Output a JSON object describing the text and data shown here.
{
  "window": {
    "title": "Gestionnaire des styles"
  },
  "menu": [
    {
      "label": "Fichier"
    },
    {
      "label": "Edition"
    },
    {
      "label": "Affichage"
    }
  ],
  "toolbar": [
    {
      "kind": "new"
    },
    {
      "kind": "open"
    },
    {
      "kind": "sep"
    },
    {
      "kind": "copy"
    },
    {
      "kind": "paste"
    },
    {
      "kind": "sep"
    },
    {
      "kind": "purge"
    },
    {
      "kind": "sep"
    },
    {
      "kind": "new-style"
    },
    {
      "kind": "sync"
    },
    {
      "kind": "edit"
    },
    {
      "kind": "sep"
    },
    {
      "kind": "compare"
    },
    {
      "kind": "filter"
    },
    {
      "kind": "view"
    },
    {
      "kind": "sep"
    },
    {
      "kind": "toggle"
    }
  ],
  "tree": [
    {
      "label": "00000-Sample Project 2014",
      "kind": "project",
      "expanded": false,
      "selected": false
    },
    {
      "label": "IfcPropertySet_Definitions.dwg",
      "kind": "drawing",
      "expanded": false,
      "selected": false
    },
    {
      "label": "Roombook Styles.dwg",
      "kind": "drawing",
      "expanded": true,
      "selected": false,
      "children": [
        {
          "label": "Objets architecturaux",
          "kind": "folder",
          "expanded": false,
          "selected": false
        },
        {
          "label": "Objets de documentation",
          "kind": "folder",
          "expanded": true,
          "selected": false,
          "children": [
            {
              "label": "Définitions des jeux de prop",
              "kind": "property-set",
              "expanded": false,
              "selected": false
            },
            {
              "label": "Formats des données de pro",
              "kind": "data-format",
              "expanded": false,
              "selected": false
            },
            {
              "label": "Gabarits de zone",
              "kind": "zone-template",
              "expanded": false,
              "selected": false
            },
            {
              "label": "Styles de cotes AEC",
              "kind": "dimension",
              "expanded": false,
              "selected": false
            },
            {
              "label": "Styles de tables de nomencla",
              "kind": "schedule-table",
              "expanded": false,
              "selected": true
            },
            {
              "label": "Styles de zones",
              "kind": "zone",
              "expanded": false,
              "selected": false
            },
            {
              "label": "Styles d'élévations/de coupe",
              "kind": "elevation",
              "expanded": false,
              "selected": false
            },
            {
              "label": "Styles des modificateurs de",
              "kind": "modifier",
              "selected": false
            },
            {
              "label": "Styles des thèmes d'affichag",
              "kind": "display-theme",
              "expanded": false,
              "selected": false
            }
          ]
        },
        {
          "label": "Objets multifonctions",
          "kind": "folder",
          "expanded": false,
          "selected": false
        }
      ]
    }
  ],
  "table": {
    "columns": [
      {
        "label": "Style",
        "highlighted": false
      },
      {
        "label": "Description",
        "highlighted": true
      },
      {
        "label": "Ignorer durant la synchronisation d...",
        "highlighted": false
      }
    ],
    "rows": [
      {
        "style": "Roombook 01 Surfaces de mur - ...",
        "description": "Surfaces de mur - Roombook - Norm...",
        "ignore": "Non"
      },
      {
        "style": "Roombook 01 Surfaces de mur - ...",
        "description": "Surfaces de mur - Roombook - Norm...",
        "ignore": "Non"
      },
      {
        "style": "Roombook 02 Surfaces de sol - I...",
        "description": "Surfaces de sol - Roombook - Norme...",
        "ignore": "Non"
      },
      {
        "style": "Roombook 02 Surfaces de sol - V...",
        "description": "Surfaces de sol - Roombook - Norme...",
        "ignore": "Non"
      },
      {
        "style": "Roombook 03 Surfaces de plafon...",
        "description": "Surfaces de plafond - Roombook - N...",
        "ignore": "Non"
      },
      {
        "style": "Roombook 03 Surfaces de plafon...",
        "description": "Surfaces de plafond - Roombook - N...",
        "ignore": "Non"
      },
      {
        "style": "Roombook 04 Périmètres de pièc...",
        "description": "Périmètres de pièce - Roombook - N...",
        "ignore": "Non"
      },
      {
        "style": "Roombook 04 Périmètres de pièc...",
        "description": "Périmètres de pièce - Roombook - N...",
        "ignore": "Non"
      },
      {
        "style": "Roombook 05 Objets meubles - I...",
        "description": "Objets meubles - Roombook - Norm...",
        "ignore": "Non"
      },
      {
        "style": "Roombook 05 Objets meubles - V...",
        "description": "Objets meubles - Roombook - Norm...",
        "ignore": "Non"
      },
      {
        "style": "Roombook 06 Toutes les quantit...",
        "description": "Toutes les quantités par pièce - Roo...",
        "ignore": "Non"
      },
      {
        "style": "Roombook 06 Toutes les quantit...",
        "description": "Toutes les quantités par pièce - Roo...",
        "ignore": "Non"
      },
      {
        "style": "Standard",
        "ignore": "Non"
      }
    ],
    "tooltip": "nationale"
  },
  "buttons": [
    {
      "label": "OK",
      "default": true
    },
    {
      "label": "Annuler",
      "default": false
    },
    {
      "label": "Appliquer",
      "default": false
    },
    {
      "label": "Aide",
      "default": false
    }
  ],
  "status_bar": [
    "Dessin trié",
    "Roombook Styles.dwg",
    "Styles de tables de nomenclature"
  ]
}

» Task to carry out:
Gather every line from the entries above where the word "Objets" appears, and copy them.

» The result:
          "label": "Objets architecturaux",
          "label": "Objets de documentation",
          "label": "Objets multifonctions",
        "style": "Roombook 05 Objets meubles - I...",
        "description": "Objets meubles - Roombook - Norm...",
        "style": "Roombook 05 Objets meubles - V...",
        "description": "Objets meubles - Roombook - Norm...",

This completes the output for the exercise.